## SOURCE DATA
— BEGIN —
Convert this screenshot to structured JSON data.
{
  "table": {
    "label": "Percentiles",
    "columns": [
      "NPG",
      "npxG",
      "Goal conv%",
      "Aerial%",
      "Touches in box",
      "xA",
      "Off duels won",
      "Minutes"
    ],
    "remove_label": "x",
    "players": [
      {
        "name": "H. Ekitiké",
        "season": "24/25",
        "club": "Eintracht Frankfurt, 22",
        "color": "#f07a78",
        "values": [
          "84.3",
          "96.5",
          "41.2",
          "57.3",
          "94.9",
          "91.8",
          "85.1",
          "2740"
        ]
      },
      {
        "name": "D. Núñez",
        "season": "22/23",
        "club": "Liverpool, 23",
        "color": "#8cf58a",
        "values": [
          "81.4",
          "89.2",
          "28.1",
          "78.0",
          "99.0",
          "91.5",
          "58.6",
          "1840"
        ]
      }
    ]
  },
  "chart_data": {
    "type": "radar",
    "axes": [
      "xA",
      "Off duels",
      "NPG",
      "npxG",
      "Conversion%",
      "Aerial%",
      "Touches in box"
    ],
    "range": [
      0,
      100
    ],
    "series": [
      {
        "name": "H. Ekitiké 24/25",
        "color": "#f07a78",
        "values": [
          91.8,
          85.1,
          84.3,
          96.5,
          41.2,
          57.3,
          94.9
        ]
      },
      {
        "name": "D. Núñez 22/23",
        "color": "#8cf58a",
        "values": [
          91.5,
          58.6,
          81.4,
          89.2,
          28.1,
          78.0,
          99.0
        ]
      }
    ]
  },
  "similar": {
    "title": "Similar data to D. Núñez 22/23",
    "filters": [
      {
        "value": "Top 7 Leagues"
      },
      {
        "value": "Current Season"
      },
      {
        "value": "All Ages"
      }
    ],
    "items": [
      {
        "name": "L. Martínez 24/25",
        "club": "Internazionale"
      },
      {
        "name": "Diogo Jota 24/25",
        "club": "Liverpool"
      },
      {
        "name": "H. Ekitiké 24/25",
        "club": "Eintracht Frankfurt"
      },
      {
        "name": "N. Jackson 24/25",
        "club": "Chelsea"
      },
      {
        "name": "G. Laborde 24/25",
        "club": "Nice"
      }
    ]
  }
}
— END —
## DESCRIPTION OF THE TASK
Show all lines in the entries above where the word "name" appears.

## WRITTEN ANSWER
        "name": "H. Ekitiké",
        "name": "D. Núñez",
        "name": "H. Ekitiké 24/25",
        "name": "D. Núñez 22/23",
        "name": "L. Martínez 24/25",
        "name": "Diogo Jota 24/25",
        "name": "H. Ekitiké 24/25",
        "name": "N. Jackson 24/25",
        "name": "G. Laborde 24/25",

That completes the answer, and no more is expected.